[Some records]
-*-*-

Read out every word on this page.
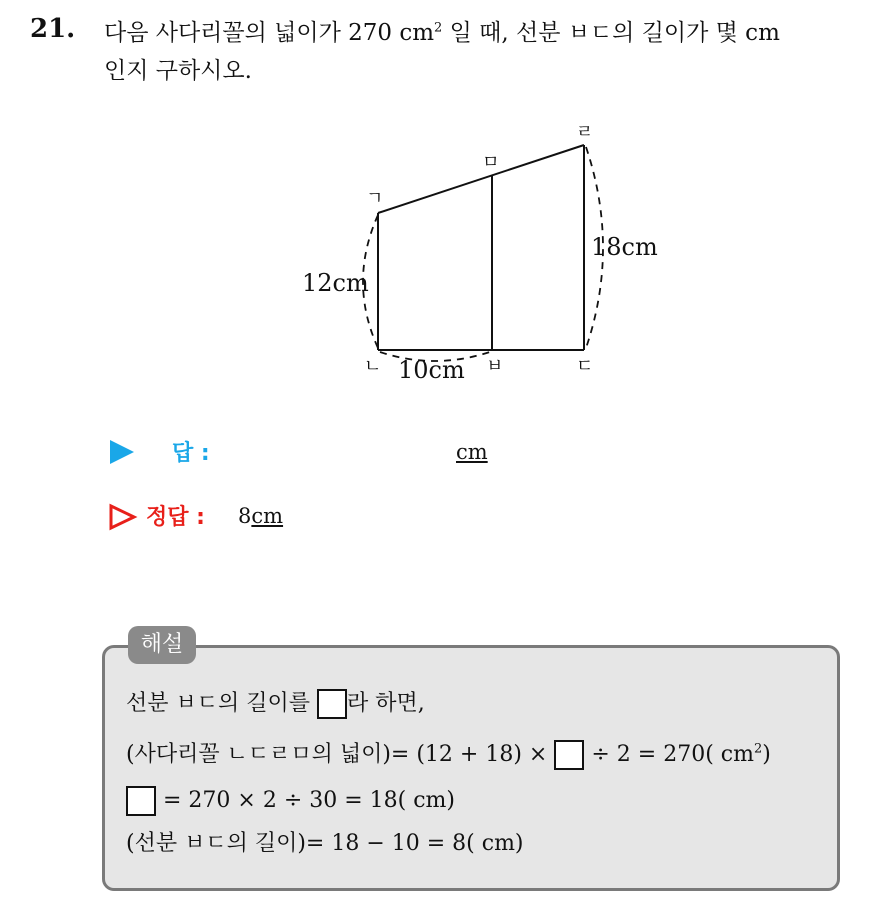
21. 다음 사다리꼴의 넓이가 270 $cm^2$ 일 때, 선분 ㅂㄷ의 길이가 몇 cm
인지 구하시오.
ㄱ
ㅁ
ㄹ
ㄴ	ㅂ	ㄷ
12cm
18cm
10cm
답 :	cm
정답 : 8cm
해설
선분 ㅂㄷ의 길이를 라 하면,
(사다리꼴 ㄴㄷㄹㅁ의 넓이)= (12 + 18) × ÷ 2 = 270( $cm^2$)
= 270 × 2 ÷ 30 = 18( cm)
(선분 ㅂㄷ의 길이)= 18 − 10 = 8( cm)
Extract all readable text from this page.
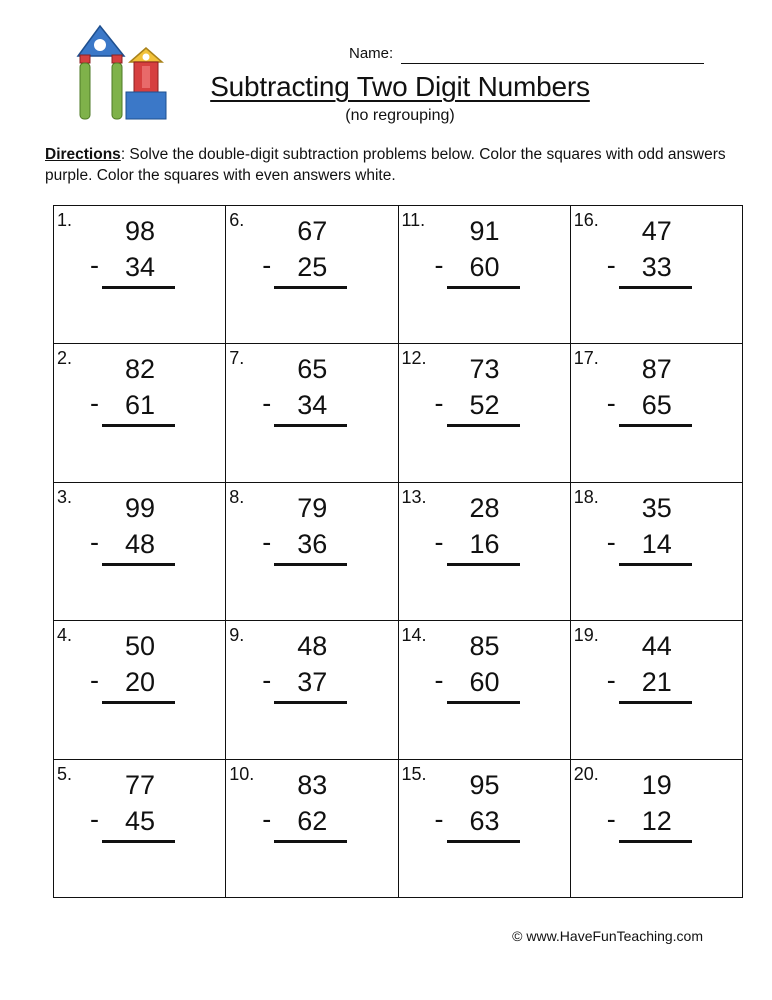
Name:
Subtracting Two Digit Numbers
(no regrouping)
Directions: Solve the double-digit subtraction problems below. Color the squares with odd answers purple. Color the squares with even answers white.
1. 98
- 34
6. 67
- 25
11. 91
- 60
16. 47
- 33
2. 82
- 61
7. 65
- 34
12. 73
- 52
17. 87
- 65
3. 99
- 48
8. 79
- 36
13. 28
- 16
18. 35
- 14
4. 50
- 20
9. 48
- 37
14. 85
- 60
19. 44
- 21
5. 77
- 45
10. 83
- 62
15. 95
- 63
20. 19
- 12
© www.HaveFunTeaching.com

-*-*-

TASK PROMPT -
Write out every line from the entries where "this" appears.

SOLVED EXERCISE -
Read out every word on this page.
Extract all readable text from this page.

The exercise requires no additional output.